• _ARTICLE_
In 1984, a BBC Micro B 3D Collage was introduced to generate computer generated stings for the children's strand. Such animations were used to introduce programmes, such as a spider spinning down onto a detonator triggering the words Hello from BBC1, and to link into promotions for further programmes, such as a group of sky divers falling from a plane to spell out a 'Later' caption. However, despite the graphics, programmes were still directly introduced by the BBC1 globe symbol, albeit occasionally accompanied by a choice of two different 14-note synthesized tunes.

In September 1985 a BBC press release announced the arrival of, "a new package of programmes specially gift-wrapped for children." This involved the afternoon programmes on BBC1 being rebranded as Children's BBC, alongside the continuity announcer appearing on screen (in-vision). Rather than use the existing BBC1 announcer, a new presenter was selected. The launch presenter was Phillip Schofield, presenting the slot for the first time at 3:55 on 9 September 1985.

It was not until 1994 that presentation for children's programming got its own studio space.

In 2002, when BBC Children's divided its services into CBBC and CBeebies, programmes for younger children were rebranded under the name CBeebies and the same production department began CBeebies Presentation.

Presentation across CBBC and CBeebies was suspended temporarily in September 2022 because of the death and state funeral of Queen Elizabeth II. Both channels continued to broadcast normal programming without any in-vision presentation in contrast to competitor channel CITV, which opted to simulcast ITV's funeral coverage.

== Studios ==
===1985–1994===

From its launch in 1985 until 1994, Children's BBC was presented from the regular continuity announcer's booth in the BBC1 network control area (NC1), which had a fixed camera so that the presenter could appear in vision; as it remained an operational continuity booth, the presenter would partly direct his or her own links by way of vision and sound mixers built into the studio desk.

The NC1 booth became known as "The Broom Cupboard" owing to its small size (the term was first used to refer to a smaller temporary booth, but was later retroactively applied to the main booth). The plain booth wall behind the presenter would be livened up with elements of set dressing, VT monitors and pictures sent in by viewers.

Occasionally, when Children's BBC was going out on BBC2 rather than BBC1 owing to events coverage, the presenter would be located in the BBC2 continuity booth, which was not set dressed for Children's BBC, for transmission purposes.

• _DATA PROVIDED_
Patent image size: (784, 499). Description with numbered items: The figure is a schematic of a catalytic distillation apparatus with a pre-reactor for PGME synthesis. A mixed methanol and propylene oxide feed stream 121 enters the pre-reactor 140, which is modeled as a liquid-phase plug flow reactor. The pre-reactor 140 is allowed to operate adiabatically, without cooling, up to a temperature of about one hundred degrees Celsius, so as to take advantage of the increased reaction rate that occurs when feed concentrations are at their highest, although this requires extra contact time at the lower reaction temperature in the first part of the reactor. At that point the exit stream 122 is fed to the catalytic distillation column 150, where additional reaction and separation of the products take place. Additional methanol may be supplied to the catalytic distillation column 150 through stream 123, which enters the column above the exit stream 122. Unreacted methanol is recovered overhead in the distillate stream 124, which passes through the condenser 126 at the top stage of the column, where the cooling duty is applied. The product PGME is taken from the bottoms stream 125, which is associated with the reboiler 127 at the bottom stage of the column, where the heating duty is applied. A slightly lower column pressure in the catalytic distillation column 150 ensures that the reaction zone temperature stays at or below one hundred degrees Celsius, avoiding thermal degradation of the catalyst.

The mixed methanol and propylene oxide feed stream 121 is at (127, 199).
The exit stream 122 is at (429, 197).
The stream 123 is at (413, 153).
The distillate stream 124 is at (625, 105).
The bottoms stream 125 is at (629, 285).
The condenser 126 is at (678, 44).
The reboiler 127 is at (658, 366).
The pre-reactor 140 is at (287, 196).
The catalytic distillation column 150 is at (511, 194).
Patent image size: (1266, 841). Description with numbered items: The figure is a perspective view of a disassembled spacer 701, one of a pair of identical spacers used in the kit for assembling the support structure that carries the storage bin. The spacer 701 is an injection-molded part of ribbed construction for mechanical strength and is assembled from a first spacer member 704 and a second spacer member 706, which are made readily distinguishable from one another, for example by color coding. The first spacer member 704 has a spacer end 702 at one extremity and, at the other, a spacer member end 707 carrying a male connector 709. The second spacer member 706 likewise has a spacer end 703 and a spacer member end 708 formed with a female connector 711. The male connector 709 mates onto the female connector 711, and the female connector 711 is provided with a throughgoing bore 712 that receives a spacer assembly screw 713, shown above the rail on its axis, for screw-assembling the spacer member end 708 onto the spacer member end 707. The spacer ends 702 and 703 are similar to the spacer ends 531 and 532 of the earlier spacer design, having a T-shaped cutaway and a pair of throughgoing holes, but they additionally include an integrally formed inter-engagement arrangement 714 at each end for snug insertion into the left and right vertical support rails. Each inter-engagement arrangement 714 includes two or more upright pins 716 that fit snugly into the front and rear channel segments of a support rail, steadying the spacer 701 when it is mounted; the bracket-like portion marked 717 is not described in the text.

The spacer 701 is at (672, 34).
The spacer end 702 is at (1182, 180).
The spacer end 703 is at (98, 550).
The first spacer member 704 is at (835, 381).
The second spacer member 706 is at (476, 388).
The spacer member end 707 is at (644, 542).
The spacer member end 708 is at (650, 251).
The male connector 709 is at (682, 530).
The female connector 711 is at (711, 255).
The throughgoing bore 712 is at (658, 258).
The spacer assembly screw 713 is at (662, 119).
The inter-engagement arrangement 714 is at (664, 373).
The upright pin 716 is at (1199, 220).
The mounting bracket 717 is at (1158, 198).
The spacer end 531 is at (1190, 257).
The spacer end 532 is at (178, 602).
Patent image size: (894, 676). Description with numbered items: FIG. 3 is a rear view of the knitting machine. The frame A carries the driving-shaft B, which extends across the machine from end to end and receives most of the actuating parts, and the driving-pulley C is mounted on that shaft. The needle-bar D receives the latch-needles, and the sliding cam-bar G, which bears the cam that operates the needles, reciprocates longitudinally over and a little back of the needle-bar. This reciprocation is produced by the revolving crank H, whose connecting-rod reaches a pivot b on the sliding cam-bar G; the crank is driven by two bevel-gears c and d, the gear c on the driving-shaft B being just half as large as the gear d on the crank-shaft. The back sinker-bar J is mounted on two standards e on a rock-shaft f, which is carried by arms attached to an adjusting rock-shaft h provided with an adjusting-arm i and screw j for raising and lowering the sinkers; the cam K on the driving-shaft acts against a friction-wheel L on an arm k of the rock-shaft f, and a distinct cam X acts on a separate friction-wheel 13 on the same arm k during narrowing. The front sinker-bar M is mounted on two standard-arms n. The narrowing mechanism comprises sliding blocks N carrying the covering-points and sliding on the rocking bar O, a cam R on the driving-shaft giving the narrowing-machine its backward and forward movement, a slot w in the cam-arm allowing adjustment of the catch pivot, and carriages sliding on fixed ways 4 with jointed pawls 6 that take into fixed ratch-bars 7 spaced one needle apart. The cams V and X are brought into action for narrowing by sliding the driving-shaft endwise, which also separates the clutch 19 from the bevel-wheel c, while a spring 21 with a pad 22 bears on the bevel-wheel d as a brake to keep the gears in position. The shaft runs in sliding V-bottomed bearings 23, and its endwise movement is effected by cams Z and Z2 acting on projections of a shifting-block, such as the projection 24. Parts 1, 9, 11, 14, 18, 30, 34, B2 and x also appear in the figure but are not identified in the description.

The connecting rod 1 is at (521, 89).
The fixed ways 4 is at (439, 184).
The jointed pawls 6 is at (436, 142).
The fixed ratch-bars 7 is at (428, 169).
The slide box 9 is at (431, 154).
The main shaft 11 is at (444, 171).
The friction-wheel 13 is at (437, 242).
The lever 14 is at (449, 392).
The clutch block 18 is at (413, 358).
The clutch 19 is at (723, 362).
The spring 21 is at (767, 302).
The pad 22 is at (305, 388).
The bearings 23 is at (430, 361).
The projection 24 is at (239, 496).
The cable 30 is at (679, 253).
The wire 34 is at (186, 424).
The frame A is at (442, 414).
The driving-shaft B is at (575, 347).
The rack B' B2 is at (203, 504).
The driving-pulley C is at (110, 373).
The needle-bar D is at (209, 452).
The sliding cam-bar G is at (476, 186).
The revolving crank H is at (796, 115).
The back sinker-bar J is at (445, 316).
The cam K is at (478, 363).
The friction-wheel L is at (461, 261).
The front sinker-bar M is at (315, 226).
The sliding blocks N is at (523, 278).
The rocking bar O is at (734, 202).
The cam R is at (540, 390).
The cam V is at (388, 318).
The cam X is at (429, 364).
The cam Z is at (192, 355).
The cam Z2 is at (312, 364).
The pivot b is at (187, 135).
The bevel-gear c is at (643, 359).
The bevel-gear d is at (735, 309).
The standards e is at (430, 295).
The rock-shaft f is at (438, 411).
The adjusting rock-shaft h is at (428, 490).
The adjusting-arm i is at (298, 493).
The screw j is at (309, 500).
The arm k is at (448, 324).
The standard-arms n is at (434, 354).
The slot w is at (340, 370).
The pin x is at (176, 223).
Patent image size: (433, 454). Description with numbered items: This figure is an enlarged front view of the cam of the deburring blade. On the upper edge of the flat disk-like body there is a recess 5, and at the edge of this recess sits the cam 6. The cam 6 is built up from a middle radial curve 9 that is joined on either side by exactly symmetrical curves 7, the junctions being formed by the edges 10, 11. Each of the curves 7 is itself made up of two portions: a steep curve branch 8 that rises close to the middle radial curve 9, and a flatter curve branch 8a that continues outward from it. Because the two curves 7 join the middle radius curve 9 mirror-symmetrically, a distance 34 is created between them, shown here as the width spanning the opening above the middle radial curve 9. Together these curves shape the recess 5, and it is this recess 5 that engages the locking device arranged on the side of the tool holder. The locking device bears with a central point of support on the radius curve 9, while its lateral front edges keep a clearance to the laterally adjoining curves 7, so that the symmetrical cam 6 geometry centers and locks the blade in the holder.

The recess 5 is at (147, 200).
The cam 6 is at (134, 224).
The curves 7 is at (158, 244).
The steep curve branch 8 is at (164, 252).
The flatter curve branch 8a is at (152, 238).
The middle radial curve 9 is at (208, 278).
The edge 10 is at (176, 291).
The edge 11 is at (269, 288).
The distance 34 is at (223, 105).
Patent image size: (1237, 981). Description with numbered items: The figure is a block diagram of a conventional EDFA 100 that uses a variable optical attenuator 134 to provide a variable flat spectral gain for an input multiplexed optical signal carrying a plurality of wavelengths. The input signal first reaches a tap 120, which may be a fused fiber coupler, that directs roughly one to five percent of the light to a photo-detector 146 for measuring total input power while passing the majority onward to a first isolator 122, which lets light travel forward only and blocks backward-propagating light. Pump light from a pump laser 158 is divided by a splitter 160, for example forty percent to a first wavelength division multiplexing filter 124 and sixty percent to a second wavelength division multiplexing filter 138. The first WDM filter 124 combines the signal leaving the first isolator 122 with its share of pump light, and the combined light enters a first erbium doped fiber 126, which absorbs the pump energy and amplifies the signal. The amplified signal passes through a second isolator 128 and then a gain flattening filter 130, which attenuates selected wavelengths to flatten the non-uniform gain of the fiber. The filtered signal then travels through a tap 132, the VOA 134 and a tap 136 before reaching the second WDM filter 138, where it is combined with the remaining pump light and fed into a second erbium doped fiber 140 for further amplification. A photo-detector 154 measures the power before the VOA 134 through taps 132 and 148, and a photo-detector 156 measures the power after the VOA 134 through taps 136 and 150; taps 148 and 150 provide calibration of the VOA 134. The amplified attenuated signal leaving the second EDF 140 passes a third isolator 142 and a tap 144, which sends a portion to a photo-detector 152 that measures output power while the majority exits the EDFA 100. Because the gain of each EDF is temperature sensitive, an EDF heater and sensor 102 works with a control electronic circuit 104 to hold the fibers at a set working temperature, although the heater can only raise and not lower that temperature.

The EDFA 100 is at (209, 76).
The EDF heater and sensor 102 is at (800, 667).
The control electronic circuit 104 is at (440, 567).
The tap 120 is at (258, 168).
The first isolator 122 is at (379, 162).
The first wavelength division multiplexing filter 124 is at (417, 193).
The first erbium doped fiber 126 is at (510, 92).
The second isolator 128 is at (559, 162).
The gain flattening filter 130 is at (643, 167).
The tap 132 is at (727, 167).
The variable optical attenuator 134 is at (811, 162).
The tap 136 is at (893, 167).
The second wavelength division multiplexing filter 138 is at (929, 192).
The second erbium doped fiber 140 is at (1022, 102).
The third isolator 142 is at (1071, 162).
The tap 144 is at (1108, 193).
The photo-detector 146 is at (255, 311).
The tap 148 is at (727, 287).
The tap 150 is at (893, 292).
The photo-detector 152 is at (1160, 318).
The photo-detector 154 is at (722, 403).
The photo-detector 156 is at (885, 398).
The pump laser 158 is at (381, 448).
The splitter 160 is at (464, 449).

• _PROBLEMS TO WORK ON_
(1) In the text on Children's BBC presentation, who was the launch presenter of Children's BBC?
(2) Which distinct years does the text on Children's BBC presentation mention?

• _SOLUTIONS BY TASK_
(1) Phillip Schofield

(2) 1984, 1985, 1994, 2002, 2022